◆ Stated problem:
Output all entries verbatim. Skip pictures.

— start Data shown —

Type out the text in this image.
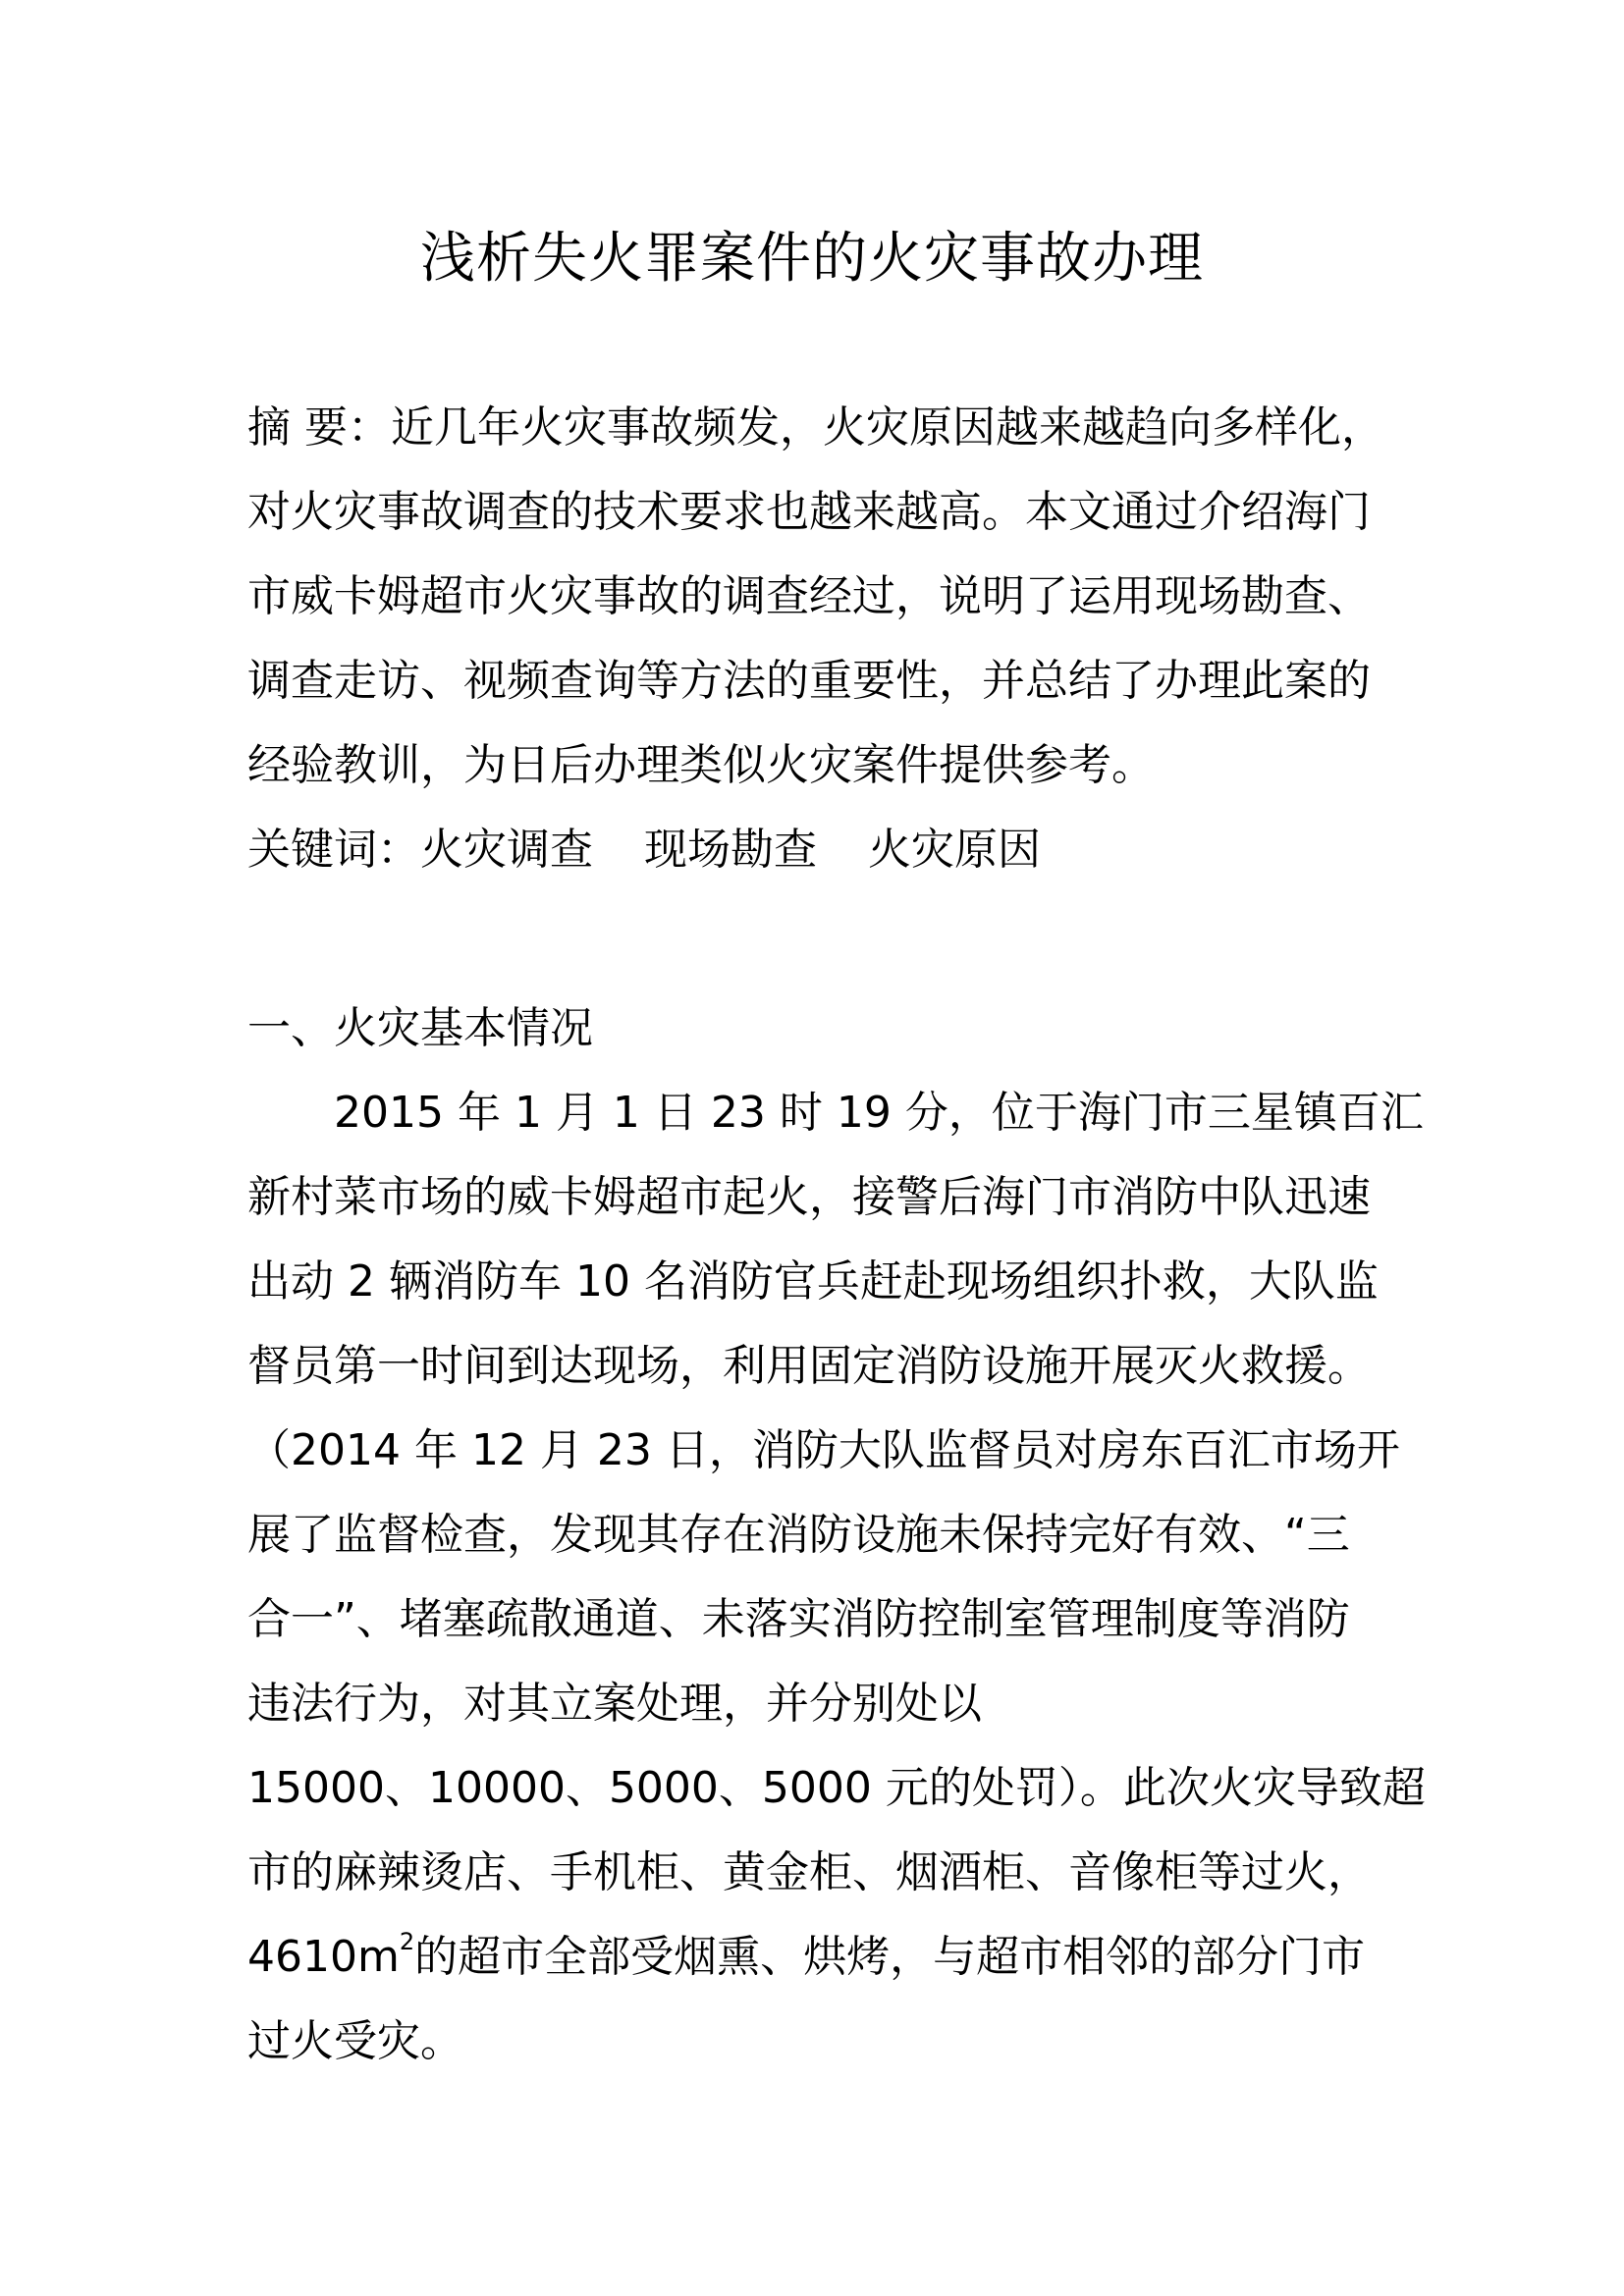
浅析失火罪案件的火灾事故办理
摘 要：近几年火灾事故频发，火灾原因越来越趋向多样化，
对火灾事故调查的技术要求也越来越高。本文通过介绍海门
市威卡姆超市火灾事故的调查经过，说明了运用现场勘查、
调查走访、视频查询等方法的重要性，并总结了办理此案的
经验教训，为日后办理类似火灾案件提供参考。
关键词：火灾调查 现场勘查 火灾原因
一、火灾基本情况
2015 年 1 月 1 日 23 时 19 分，位于海门市三星镇百汇
新村菜市场的威卡姆超市起火，接警后海门市消防中队迅速
出动 2 辆消防车 10 名消防官兵赶赴现场组织扑救，大队监
督员第一时间到达现场，利用固定消防设施开展灭火救援。
（2014 年 12 月 23 日，消防大队监督员对房东百汇市场开
展了监督检查，发现其存在消防设施未保持完好有效、“三
合一”、堵塞疏散通道、未落实消防控制室管理制度等消防
违法行为，对其立案处理，并分别处以
15000、10000、5000、5000 元的处罚）。此次火灾导致超
市的麻辣烫店、手机柜、黄金柜、烟酒柜、音像柜等过火，
$4610m^2$的超市全部受烟熏、烘烤，与超市相邻的部分门市
过火受灾。
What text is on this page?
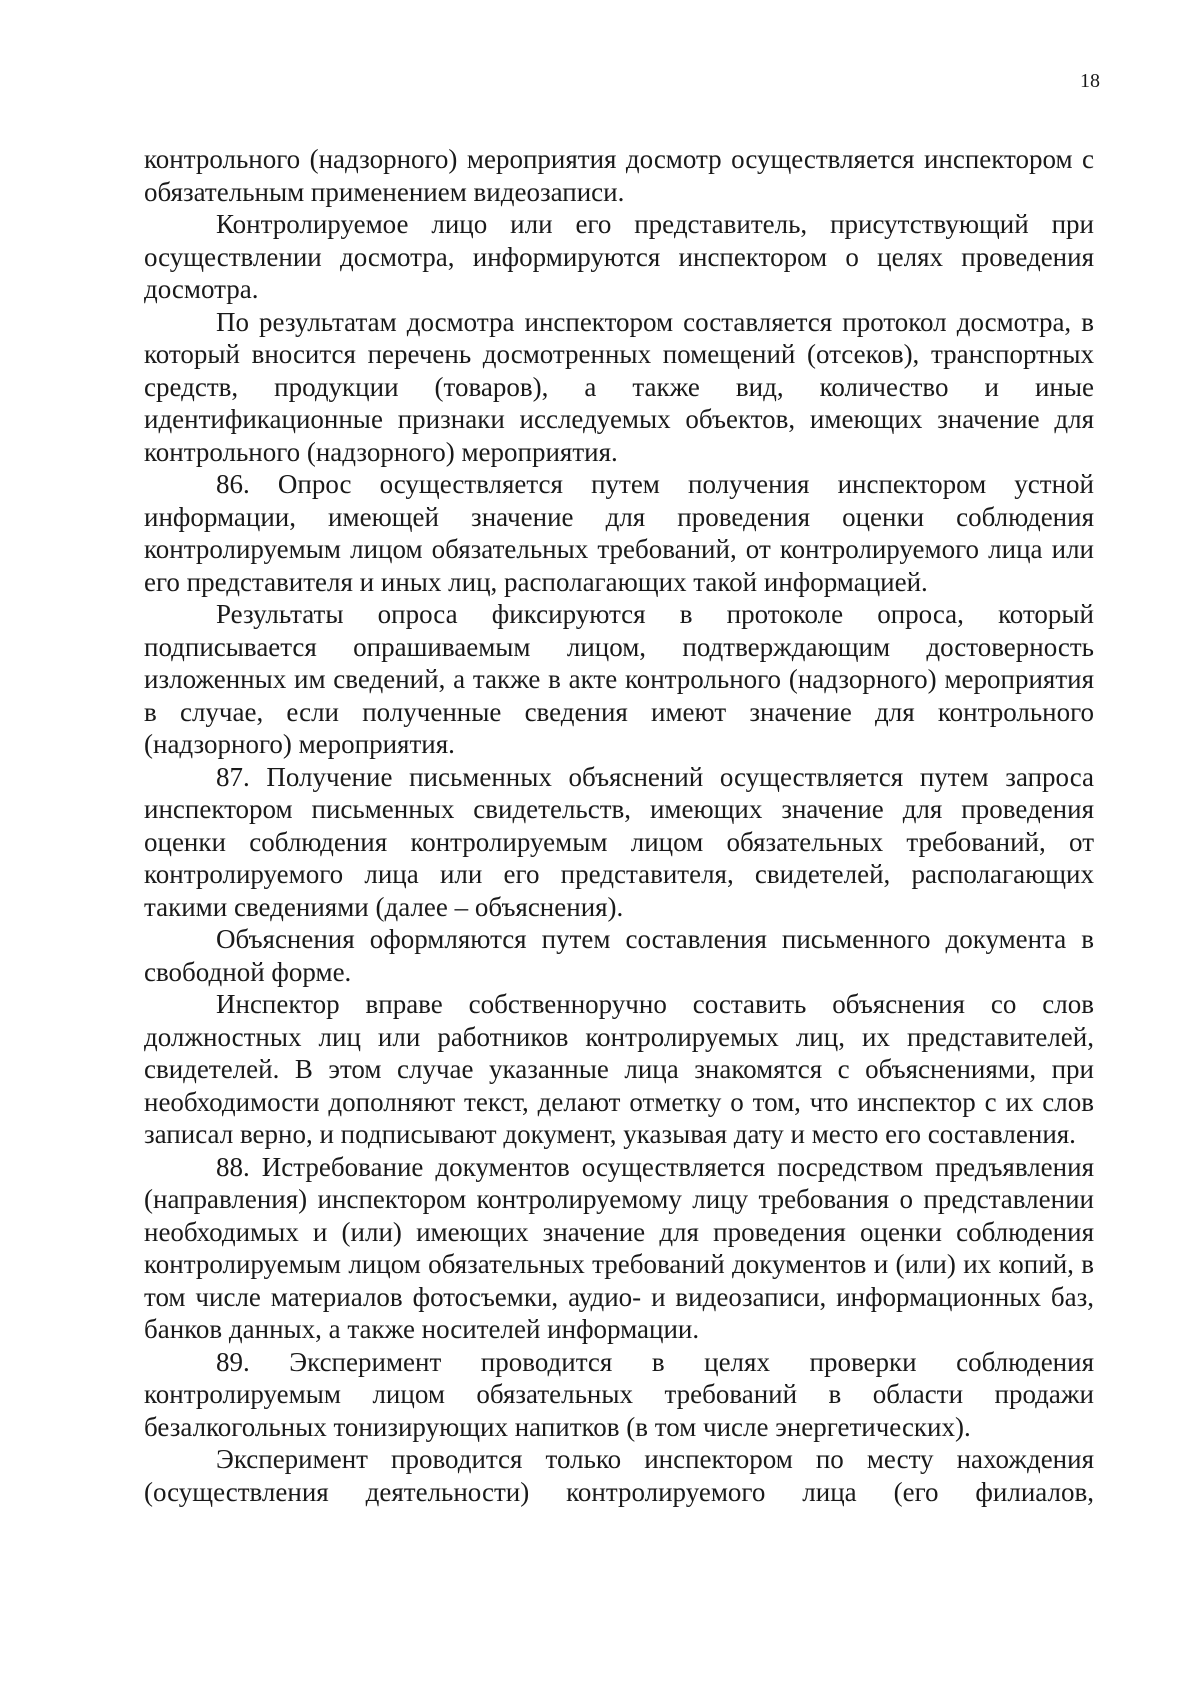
18

контрольного (надзорного) мероприятия досмотр осуществляется инспектором с обязательным применением видеозаписи.

Контролируемое лицо или его представитель, присутствующий при осуществлении досмотра, информируются инспектором о целях проведения досмотра.

По результатам досмотра инспектором составляется протокол досмотра, в который вносится перечень досмотренных помещений (отсеков), транспортных средств, продукции (товаров), а также вид, количество и иные идентификационные признаки исследуемых объектов, имеющих значение для контрольного (надзорного) мероприятия.

86. Опрос осуществляется путем получения инспектором устной информации, имеющей значение для проведения оценки соблюдения контролируемым лицом обязательных требований, от контролируемого лица или его представителя и иных лиц, располагающих такой информацией.

Результаты опроса фиксируются в протоколе опроса, который подписывается опрашиваемым лицом, подтверждающим достоверность изложенных им сведений, а также в акте контрольного (надзорного) мероприятия в случае, если полученные сведения имеют значение для контрольного (надзорного) мероприятия.

87. Получение письменных объяснений осуществляется путем запроса инспектором письменных свидетельств, имеющих значение для проведения оценки соблюдения контролируемым лицом обязательных требований, от контролируемого лица или его представителя, свидетелей, располагающих такими сведениями (далее – объяснения).

Объяснения оформляются путем составления письменного документа в свободной форме.

Инспектор вправе собственноручно составить объяснения со слов должностных лиц или работников контролируемых лиц, их представителей, свидетелей. В этом случае указанные лица знакомятся с объяснениями, при необходимости дополняют текст, делают отметку о том, что инспектор с их слов записал верно, и подписывают документ, указывая дату и место его составления.

88. Истребование документов осуществляется посредством предъявления (направления) инспектором контролируемому лицу требования о представлении необходимых и (или) имеющих значение для проведения оценки соблюдения контролируемым лицом обязательных требований документов и (или) их копий, в том числе материалов фотосъемки, аудио- и видеозаписи, информационных баз, банков данных, а также носителей информации.

89. Эксперимент проводится в целях проверки соблюдения контролируемым лицом обязательных требований в области продажи безалкогольных тонизирующих напитков (в том числе энергетических).

Эксперимент проводится только инспектором по месту нахождения (осуществления деятельности) контролируемого лица (его филиалов,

— end Data shown —

◆ Right answer:
Type out the text in this image.
浅析失火罪案件的火灾事故办理
摘 要：近几年火灾事故频发，火灾原因越来越趋向多样化，
对火灾事故调查的技术要求也越来越高。本文通过介绍海门
市威卡姆超市火灾事故的调查经过，说明了运用现场勘查、
调查走访、视频查询等方法的重要性，并总结了办理此案的
经验教训，为日后办理类似火灾案件提供参考。
关键词：火灾调查 现场勘查 火灾原因
一、火灾基本情况
2015 年 1 月 1 日 23 时 19 分，位于海门市三星镇百汇
新村菜市场的威卡姆超市起火，接警后海门市消防中队迅速
出动 2 辆消防车 10 名消防官兵赶赴现场组织扑救，大队监
督员第一时间到达现场，利用固定消防设施开展灭火救援。
（2014 年 12 月 23 日，消防大队监督员对房东百汇市场开
展了监督检查，发现其存在消防设施未保持完好有效、“三
合一”、堵塞疏散通道、未落实消防控制室管理制度等消防
违法行为，对其立案处理，并分别处以
15000、10000、5000、5000 元的处罚）。此次火灾导致超
市的麻辣烫店、手机柜、黄金柜、烟酒柜、音像柜等过火，
$4610m^2$的超市全部受烟熏、烘烤，与超市相邻的部分门市
过火受灾。
What text is on this page?
18

контрольного (надзорного) мероприятия досмотр осуществляется инспектором с обязательным применением видеозаписи.

Контролируемое лицо или его представитель, присутствующий при осуществлении досмотра, информируются инспектором о целях проведения досмотра.

По результатам досмотра инспектором составляется протокол досмотра, в который вносится перечень досмотренных помещений (отсеков), транспортных средств, продукции (товаров), а также вид, количество и иные идентификационные признаки исследуемых объектов, имеющих значение для контрольного (надзорного) мероприятия.

86. Опрос осуществляется путем получения инспектором устной информации, имеющей значение для проведения оценки соблюдения контролируемым лицом обязательных требований, от контролируемого лица или его представителя и иных лиц, располагающих такой информацией.

Результаты опроса фиксируются в протоколе опроса, который подписывается опрашиваемым лицом, подтверждающим достоверность изложенных им сведений, а также в акте контрольного (надзорного) мероприятия в случае, если полученные сведения имеют значение для контрольного (надзорного) мероприятия.

87. Получение письменных объяснений осуществляется путем запроса инспектором письменных свидетельств, имеющих значение для проведения оценки соблюдения контролируемым лицом обязательных требований, от контролируемого лица или его представителя, свидетелей, располагающих такими сведениями (далее – объяснения).

Объяснения оформляются путем составления письменного документа в свободной форме.

Инспектор вправе собственноручно составить объяснения со слов должностных лиц или работников контролируемых лиц, их представителей, свидетелей. В этом случае указанные лица знакомятся с объяснениями, при необходимости дополняют текст, делают отметку о том, что инспектор с их слов записал верно, и подписывают документ, указывая дату и место его составления.

88. Истребование документов осуществляется посредством предъявления (направления) инспектором контролируемому лицу требования о представлении необходимых и (или) имеющих значение для проведения оценки соблюдения контролируемым лицом обязательных требований документов и (или) их копий, в том числе материалов фотосъемки, аудио- и видеозаписи, информационных баз, банков данных, а также носителей информации.

89. Эксперимент проводится в целях проверки соблюдения контролируемым лицом обязательных требований в области продажи безалкогольных тонизирующих напитков (в том числе энергетических).

Эксперимент проводится только инспектором по месту нахождения (осуществления деятельности) контролируемого лица (его филиалов,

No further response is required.